--- start TASK INPUTS ---
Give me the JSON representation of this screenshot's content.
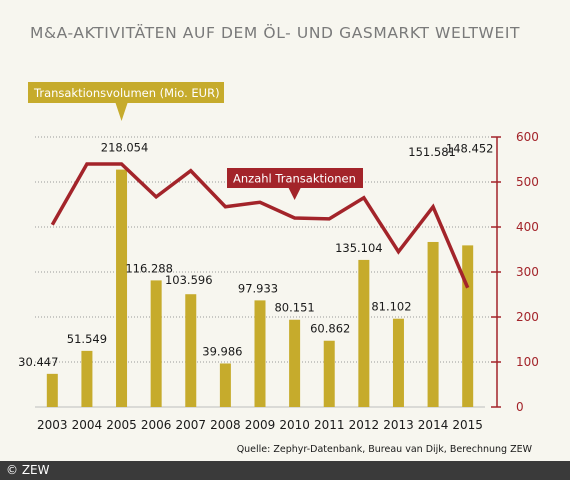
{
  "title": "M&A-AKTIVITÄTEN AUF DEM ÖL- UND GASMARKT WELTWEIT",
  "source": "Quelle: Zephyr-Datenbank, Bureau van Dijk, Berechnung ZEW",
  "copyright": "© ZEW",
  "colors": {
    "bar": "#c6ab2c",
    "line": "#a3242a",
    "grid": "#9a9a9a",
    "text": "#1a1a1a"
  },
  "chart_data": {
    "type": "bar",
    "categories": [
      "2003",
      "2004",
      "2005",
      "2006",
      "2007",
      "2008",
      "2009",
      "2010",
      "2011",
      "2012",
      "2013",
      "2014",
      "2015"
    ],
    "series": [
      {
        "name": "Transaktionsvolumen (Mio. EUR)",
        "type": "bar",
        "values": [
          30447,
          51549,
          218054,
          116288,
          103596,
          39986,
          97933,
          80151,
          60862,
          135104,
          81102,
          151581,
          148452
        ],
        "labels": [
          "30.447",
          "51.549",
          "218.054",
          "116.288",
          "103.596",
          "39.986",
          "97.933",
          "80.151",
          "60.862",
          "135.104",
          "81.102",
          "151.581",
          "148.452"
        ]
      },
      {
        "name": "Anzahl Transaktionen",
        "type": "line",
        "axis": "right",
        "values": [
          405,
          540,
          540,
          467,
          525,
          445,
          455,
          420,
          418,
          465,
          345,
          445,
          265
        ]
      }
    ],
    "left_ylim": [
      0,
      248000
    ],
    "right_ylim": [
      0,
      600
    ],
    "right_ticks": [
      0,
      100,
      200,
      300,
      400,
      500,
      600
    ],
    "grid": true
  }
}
--- end TASK INPUTS ---
--- start TASK INPUTS ---
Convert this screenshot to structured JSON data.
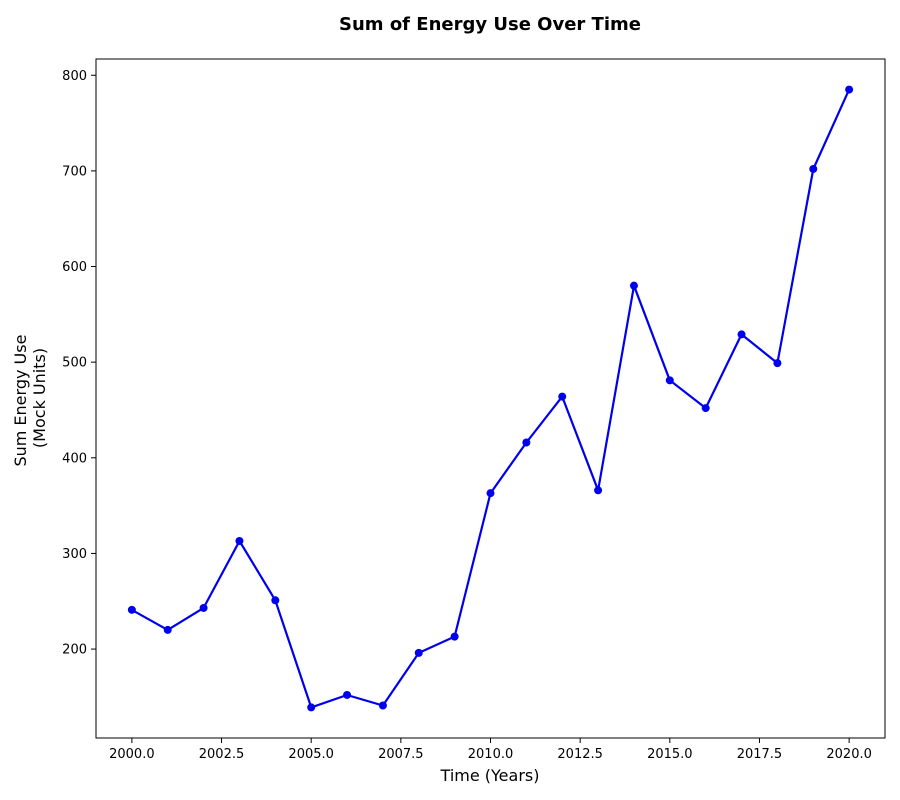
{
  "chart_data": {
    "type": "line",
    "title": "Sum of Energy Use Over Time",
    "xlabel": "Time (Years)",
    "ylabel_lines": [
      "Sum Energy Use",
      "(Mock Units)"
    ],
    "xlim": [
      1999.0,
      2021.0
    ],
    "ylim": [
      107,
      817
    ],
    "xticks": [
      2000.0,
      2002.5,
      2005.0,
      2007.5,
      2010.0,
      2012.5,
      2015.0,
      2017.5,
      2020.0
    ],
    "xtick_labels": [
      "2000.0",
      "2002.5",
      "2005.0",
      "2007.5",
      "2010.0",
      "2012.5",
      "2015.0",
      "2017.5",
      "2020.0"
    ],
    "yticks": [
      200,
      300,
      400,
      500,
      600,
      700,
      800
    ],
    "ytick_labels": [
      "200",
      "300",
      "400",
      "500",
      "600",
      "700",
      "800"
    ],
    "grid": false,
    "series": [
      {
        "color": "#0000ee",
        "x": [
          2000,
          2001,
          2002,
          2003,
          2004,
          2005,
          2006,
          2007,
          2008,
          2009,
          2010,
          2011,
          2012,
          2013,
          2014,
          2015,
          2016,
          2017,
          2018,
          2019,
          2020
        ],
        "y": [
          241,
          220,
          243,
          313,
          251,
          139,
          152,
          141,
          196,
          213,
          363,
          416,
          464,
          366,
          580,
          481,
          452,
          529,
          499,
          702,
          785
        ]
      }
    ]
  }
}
--- end TASK INPUTS ---
--- start TASK INPUTS ---
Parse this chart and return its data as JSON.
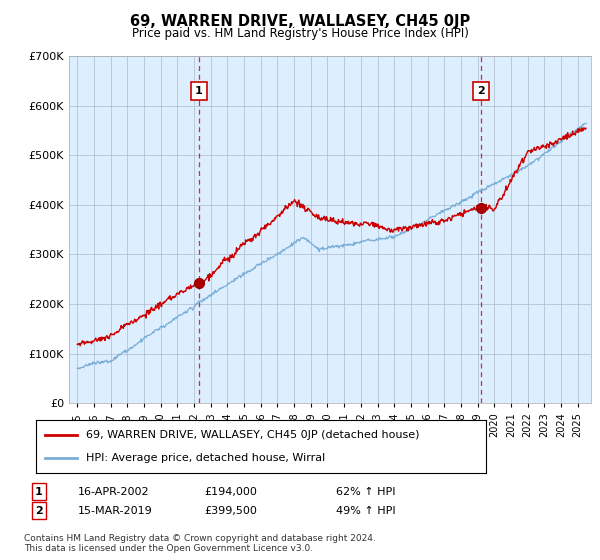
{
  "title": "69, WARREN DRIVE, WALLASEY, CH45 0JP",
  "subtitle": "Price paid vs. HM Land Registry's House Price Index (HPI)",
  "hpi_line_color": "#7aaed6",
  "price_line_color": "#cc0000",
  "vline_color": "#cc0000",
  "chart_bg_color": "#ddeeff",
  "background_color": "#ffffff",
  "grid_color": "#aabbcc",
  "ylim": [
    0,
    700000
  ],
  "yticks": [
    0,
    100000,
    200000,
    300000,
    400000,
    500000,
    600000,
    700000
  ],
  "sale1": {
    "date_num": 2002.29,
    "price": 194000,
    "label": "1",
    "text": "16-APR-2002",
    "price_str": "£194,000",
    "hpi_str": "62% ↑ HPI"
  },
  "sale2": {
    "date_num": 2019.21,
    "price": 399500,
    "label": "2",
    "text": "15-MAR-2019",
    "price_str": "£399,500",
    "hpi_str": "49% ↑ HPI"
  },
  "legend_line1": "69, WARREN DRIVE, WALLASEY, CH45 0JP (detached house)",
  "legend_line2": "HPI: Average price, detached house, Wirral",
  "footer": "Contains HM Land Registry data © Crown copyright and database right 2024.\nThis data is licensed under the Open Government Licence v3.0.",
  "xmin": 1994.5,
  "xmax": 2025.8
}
--- end TASK INPUTS ---
EXERCISE: List the lines of the records where "text" occurs.

SOLUTION:
    "text": "#1a1a1a"
    "text": "16-APR-2002",
    "text": "15-MAR-2019",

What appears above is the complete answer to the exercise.